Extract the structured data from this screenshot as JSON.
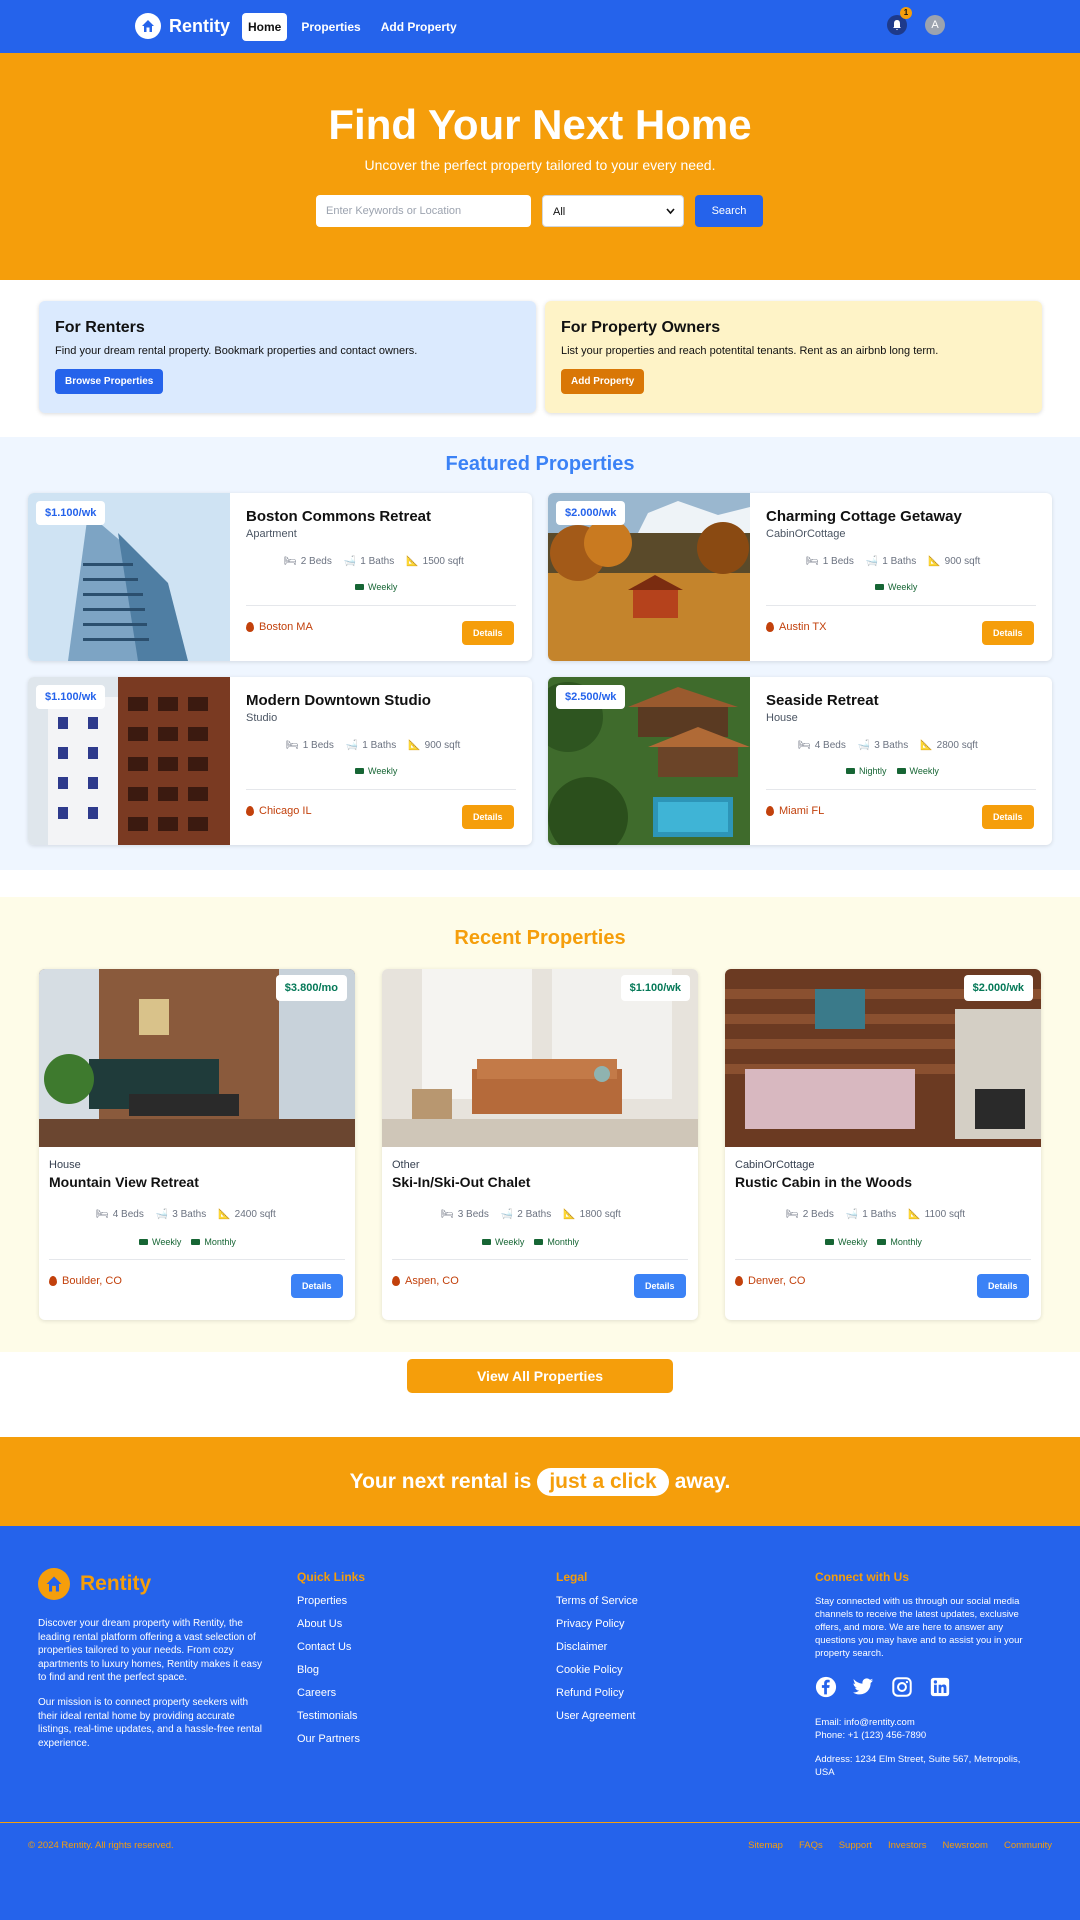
{
  "nav": {
    "brand": "Rentity",
    "links": [
      "Home",
      "Properties",
      "Add Property"
    ],
    "notification_count": "1",
    "avatar_initial": "A"
  },
  "hero": {
    "title": "Find Your Next Home",
    "subtitle": "Uncover the perfect property tailored to your every need.",
    "search_placeholder": "Enter Keywords or Location",
    "type_selected": "All",
    "search_button": "Search"
  },
  "roles": [
    {
      "title": "For Renters",
      "text": "Find your dream rental property. Bookmark properties and contact owners.",
      "button": "Browse Properties"
    },
    {
      "title": "For Property Owners",
      "text": "List your properties and reach potentital tenants. Rent as an airbnb long term.",
      "button": "Add Property"
    }
  ],
  "featured": {
    "title": "Featured Properties",
    "items": [
      {
        "price": "$1.100/wk",
        "name": "Boston Commons Retreat",
        "type": "Apartment",
        "beds": "2 Beds",
        "baths": "1 Baths",
        "sqft": "1500 sqft",
        "rates": [
          "Weekly"
        ],
        "location": "Boston MA",
        "button": "Details"
      },
      {
        "price": "$2.000/wk",
        "name": "Charming Cottage Getaway",
        "type": "CabinOrCottage",
        "beds": "1 Beds",
        "baths": "1 Baths",
        "sqft": "900 sqft",
        "rates": [
          "Weekly"
        ],
        "location": "Austin TX",
        "button": "Details"
      },
      {
        "price": "$1.100/wk",
        "name": "Modern Downtown Studio",
        "type": "Studio",
        "beds": "1 Beds",
        "baths": "1 Baths",
        "sqft": "900 sqft",
        "rates": [
          "Weekly"
        ],
        "location": "Chicago IL",
        "button": "Details"
      },
      {
        "price": "$2.500/wk",
        "name": "Seaside Retreat",
        "type": "House",
        "beds": "4 Beds",
        "baths": "3 Baths",
        "sqft": "2800 sqft",
        "rates": [
          "Nightly",
          "Weekly"
        ],
        "location": "Miami FL",
        "button": "Details"
      }
    ]
  },
  "recent": {
    "title": "Recent Properties",
    "items": [
      {
        "price": "$3.800/mo",
        "type": "House",
        "name": "Mountain View Retreat",
        "beds": "4 Beds",
        "baths": "3 Baths",
        "sqft": "2400 sqft",
        "rates": [
          "Weekly",
          "Monthly"
        ],
        "location": "Boulder, CO",
        "button": "Details"
      },
      {
        "price": "$1.100/wk",
        "type": "Other",
        "name": "Ski-In/Ski-Out Chalet",
        "beds": "3 Beds",
        "baths": "2 Baths",
        "sqft": "1800 sqft",
        "rates": [
          "Weekly",
          "Monthly"
        ],
        "location": "Aspen, CO",
        "button": "Details"
      },
      {
        "price": "$2.000/wk",
        "type": "CabinOrCottage",
        "name": "Rustic Cabin in the Woods",
        "beds": "2 Beds",
        "baths": "1 Baths",
        "sqft": "1100 sqft",
        "rates": [
          "Weekly",
          "Monthly"
        ],
        "location": "Denver, CO",
        "button": "Details"
      }
    ],
    "view_all": "View All Properties"
  },
  "cta": {
    "before": "Your next rental is",
    "highlight": "just a click",
    "after": "away."
  },
  "footer": {
    "brand": "Rentity",
    "desc1": "Discover your dream property with Rentity, the leading rental platform offering a vast selection of properties tailored to your needs. From cozy apartments to luxury homes, Rentity makes it easy to find and rent the perfect space.",
    "desc2": "Our mission is to connect property seekers with their ideal rental home by providing accurate listings, real-time updates, and a hassle-free rental experience.",
    "quick_title": "Quick Links",
    "quick_links": [
      "Properties",
      "About Us",
      "Contact Us",
      "Blog",
      "Careers",
      "Testimonials",
      "Our Partners"
    ],
    "legal_title": "Legal",
    "legal_links": [
      "Terms of Service",
      "Privacy Policy",
      "Disclaimer",
      "Cookie Policy",
      "Refund Policy",
      "User Agreement"
    ],
    "connect_title": "Connect with Us",
    "connect_text": "Stay connected with us through our social media channels to receive the latest updates, exclusive offers, and more. We are here to answer any questions you may have and to assist you in your property search.",
    "social_icons": [
      "facebook-icon",
      "twitter-icon",
      "instagram-icon",
      "linkedin-icon"
    ],
    "email": "Email: info@rentity.com",
    "phone": "Phone: +1 (123) 456-7890",
    "address": "Address: 1234 Elm Street, Suite 567, Metropolis, USA",
    "copyright": "© 2024 Rentity. All rights reserved.",
    "bottom_links": [
      "Sitemap",
      "FAQs",
      "Support",
      "Investors",
      "Newsroom",
      "Community"
    ]
  },
  "colors": {
    "primary": "#2563eb",
    "accent": "#f59e0b",
    "location": "#c2410c",
    "price_green": "#047857"
  }
}
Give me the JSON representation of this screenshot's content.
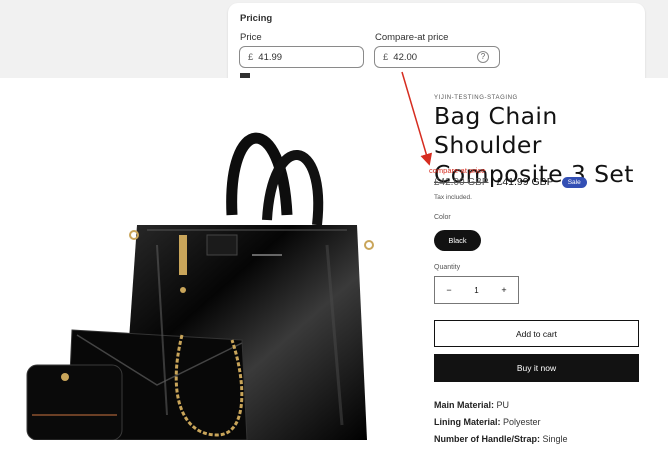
{
  "pricing": {
    "title": "Pricing",
    "price_label": "Price",
    "price_currency": "£",
    "price_value": "41.99",
    "compare_label": "Compare-at price",
    "compare_currency": "£",
    "compare_value": "42.00",
    "help_icon": "question-circle-icon"
  },
  "product": {
    "vendor": "YIJIN-TESTING-STAGING",
    "title": "Bag Chain Shoulder Composite 3 Set",
    "compare_price": "£42.00 GBP",
    "sale_price": "£41.99 GBP",
    "sale_badge": "Sale",
    "tax_note": "Tax included.",
    "color_label": "Color",
    "color_value": "Black",
    "quantity_label": "Quantity",
    "quantity_minus": "−",
    "quantity_value": "1",
    "quantity_plus": "+",
    "add_to_cart": "Add to cart",
    "buy_now": "Buy it now",
    "specs": [
      {
        "label": "Main Material:",
        "value": " PU"
      },
      {
        "label": "Lining Material:",
        "value": " Polyester"
      },
      {
        "label": "Number of Handle/Strap:",
        "value": " Single"
      }
    ]
  },
  "annotation": {
    "label": "compare-at price",
    "color": "#d62d20"
  },
  "colors": {
    "sale_badge": "#334fb4",
    "button_dark": "#121212"
  }
}
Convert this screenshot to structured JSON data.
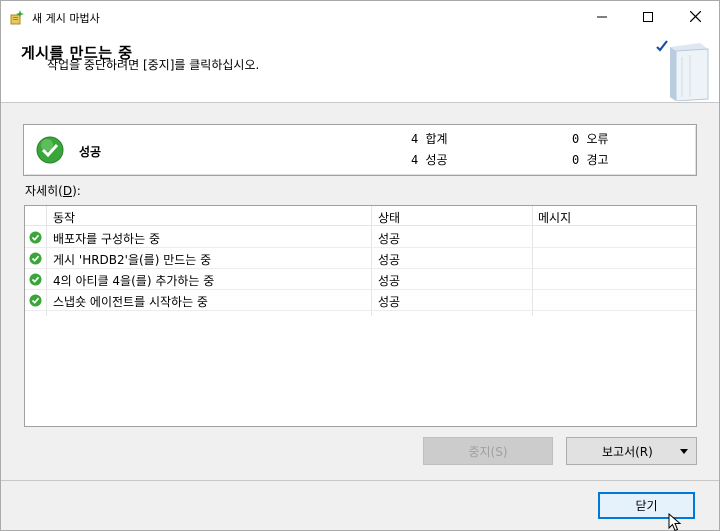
{
  "window": {
    "title": "새 게시 마법사"
  },
  "header": {
    "title": "게시를 만드는 중",
    "subtitle": "작업을 중단하려면 [중지]를 클릭하십시오."
  },
  "summary": {
    "status": "성공",
    "total": "4 합계",
    "success": "4 성공",
    "errors": "0 오류",
    "warnings": "0 경고"
  },
  "details": {
    "label_pre": "자세히(",
    "label_key": "D",
    "label_post": "):",
    "columns": [
      "동작",
      "상태",
      "메시지"
    ],
    "rows": [
      {
        "action": "배포자를 구성하는 중",
        "state": "성공",
        "message": ""
      },
      {
        "action": "게시 'HRDB2'을(를) 만드는 중",
        "state": "성공",
        "message": ""
      },
      {
        "action": "4의 아티클 4을(를) 추가하는 중",
        "state": "성공",
        "message": ""
      },
      {
        "action": "스냅숏 에이전트를 시작하는 중",
        "state": "성공",
        "message": ""
      }
    ]
  },
  "buttons": {
    "stop": "중지(S)",
    "report": "보고서(R)",
    "close": "닫기"
  },
  "colors": {
    "success_green": "#3aa63a",
    "accent_blue": "#0078d7"
  },
  "icons": {
    "app": "wizard-icon",
    "summary_status": "success-check-icon",
    "row_status": "success-check-icon",
    "header_art": "book-check-icon"
  }
}
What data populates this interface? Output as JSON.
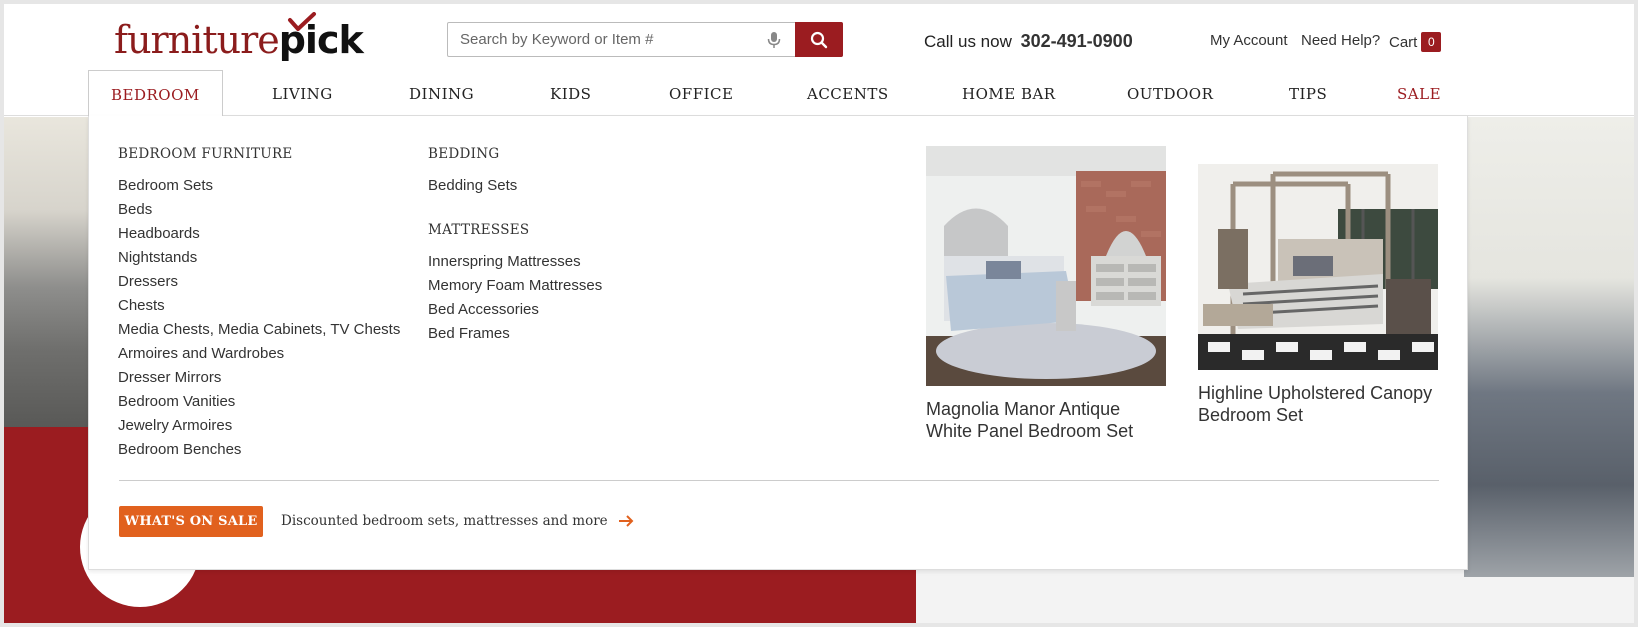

§ §

▶ _TASK DESCRIPTION_
Look above for lines with the word "tailored" and copy them all.

▶ _EXERCISE RESULT_
    "subtitle": "Uncover the perfect property tailored to your every need.",
    "desc1": "Discover your dream property with Rentity, the leading rental platform offering a vast selection of properties tailored to your needs. From cozy apartments to luxury homes, Rentity makes it easy to find and rent the perfect space.",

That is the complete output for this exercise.